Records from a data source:

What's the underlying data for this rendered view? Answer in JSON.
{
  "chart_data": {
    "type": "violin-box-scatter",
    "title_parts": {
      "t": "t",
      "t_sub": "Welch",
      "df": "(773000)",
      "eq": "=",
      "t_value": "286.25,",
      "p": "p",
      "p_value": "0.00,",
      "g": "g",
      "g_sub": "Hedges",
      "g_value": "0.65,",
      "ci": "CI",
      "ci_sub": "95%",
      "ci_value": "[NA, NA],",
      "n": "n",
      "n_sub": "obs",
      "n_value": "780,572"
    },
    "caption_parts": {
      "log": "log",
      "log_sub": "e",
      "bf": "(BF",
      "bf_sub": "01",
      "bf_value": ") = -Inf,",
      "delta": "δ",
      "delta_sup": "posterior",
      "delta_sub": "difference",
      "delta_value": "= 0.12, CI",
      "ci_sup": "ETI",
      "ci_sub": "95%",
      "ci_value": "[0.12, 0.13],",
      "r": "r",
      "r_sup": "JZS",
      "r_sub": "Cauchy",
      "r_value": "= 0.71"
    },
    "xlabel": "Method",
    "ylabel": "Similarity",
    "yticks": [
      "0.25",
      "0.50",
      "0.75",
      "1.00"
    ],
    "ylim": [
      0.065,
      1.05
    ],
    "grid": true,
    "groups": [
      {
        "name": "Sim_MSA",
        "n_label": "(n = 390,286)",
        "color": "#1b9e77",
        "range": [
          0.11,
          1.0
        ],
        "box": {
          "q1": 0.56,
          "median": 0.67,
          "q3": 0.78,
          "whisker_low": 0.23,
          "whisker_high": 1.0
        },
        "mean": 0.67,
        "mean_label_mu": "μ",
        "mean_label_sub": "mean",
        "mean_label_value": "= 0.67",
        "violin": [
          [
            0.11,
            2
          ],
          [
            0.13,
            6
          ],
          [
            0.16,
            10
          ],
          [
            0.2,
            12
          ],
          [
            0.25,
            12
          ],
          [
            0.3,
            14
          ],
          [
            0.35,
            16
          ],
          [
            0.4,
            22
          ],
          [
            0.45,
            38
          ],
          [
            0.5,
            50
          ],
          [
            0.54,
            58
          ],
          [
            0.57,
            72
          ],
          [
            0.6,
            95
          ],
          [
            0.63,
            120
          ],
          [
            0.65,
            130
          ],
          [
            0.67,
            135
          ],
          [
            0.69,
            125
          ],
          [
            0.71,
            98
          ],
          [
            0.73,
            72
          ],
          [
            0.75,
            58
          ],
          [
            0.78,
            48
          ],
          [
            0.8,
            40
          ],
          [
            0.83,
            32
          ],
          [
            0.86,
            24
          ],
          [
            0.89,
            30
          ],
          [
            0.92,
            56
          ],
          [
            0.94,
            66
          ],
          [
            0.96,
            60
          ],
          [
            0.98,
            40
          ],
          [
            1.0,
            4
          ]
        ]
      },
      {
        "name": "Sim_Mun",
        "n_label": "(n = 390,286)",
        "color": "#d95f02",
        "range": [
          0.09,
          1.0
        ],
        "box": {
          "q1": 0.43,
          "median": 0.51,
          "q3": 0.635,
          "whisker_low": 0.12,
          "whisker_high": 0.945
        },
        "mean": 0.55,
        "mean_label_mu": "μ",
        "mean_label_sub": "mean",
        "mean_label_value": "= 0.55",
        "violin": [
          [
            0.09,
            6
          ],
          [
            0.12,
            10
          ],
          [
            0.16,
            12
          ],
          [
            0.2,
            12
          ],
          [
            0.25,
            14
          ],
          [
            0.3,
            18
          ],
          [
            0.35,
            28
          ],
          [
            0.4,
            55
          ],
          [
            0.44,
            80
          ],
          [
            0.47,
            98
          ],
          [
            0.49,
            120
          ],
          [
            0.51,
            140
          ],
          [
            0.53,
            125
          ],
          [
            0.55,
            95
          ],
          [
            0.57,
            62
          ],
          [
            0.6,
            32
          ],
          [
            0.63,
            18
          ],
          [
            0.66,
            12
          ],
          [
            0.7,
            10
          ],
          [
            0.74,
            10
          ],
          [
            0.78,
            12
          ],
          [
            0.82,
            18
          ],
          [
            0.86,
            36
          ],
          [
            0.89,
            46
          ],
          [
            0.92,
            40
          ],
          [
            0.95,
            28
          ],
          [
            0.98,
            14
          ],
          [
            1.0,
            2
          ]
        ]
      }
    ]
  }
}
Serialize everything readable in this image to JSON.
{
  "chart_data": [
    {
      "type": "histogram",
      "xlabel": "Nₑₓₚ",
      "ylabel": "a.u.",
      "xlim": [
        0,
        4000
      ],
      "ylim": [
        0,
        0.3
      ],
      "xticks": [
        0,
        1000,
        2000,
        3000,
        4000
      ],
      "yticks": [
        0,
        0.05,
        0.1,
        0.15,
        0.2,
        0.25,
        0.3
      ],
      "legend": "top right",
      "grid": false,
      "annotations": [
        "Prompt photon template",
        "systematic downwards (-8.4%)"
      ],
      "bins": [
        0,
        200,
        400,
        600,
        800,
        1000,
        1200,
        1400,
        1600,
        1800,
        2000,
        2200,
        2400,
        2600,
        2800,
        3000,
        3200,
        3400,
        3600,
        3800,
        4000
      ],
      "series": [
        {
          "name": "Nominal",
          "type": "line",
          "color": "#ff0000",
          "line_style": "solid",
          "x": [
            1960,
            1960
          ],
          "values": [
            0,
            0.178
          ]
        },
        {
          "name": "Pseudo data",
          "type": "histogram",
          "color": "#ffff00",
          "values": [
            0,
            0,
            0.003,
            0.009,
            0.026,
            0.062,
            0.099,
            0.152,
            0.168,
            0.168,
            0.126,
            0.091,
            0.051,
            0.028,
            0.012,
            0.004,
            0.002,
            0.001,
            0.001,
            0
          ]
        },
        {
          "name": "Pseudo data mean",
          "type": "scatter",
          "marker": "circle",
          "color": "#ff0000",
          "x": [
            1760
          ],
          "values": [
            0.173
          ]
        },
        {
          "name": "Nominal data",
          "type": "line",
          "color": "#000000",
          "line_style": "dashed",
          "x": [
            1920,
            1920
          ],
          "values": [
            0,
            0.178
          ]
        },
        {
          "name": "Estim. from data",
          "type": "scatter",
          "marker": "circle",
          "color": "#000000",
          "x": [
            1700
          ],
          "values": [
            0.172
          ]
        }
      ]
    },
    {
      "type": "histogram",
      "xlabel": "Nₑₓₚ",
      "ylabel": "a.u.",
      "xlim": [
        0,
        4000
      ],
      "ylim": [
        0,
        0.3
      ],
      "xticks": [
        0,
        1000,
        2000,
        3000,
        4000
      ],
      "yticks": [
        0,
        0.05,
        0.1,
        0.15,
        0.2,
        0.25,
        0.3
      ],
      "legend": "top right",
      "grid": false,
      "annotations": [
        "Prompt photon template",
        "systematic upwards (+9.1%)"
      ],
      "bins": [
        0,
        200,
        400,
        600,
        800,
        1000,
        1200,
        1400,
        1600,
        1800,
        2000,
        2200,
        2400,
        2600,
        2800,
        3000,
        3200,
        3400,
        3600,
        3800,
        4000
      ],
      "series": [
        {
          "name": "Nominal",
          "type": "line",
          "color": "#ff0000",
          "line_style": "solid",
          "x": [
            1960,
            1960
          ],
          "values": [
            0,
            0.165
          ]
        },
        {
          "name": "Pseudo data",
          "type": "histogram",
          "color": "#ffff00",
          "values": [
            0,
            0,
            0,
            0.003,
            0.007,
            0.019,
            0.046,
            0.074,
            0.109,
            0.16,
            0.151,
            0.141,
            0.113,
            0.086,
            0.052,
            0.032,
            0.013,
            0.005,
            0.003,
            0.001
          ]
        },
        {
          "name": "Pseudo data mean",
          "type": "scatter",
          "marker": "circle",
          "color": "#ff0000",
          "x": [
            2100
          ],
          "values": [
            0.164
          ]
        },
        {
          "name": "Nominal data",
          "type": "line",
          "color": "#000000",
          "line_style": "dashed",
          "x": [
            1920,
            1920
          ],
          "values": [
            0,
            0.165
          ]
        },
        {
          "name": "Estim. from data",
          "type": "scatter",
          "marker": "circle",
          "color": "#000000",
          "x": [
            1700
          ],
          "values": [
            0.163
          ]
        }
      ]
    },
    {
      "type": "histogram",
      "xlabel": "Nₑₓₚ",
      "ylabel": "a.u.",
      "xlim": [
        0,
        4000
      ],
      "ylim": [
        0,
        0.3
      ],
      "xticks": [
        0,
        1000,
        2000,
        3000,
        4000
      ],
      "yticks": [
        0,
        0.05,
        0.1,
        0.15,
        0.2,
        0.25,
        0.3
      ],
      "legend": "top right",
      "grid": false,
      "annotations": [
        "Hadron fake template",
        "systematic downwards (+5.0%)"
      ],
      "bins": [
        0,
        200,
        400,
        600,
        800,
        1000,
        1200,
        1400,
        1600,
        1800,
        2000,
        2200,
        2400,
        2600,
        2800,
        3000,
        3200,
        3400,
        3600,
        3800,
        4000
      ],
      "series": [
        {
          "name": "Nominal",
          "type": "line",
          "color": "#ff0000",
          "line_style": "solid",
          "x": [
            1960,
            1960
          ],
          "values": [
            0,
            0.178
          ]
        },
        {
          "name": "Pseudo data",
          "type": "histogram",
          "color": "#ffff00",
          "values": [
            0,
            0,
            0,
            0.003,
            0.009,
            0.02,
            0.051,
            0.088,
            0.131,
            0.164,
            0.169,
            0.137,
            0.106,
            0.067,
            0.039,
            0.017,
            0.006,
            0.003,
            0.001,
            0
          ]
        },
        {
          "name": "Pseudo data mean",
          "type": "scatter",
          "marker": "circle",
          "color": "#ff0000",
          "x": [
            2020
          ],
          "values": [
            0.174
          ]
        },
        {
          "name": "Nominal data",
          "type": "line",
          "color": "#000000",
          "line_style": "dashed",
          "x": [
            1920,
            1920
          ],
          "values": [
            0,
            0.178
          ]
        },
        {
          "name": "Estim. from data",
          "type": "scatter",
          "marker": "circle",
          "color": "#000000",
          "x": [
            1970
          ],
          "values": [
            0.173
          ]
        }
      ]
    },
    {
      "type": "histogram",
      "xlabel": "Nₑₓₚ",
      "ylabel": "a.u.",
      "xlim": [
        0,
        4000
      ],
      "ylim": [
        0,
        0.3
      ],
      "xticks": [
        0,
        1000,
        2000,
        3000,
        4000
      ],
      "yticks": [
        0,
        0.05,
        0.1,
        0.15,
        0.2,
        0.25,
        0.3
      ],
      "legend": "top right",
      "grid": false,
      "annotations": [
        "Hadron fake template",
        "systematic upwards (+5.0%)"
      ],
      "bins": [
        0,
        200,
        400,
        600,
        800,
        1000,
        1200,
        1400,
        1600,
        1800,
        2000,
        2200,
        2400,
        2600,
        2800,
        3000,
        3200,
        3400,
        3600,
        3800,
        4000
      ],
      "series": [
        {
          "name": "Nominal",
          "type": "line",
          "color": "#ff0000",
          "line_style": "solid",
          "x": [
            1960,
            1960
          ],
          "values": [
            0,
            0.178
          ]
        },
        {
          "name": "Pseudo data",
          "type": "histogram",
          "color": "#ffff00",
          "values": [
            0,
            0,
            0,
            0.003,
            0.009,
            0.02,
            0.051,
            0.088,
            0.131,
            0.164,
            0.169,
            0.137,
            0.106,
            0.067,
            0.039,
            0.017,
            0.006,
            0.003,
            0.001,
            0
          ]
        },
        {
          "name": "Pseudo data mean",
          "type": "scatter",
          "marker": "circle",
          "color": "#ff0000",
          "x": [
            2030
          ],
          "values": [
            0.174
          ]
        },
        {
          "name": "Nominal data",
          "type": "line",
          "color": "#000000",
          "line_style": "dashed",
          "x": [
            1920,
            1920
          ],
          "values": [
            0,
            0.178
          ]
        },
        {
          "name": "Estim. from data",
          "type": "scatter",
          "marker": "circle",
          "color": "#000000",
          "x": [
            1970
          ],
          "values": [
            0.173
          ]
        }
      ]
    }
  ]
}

Exercise description:
Look through the material and copy each line that has "JSON".

Task output:
What's the underlying data for this rendered view? Answer in JSON.
Serialize everything readable in this image to JSON.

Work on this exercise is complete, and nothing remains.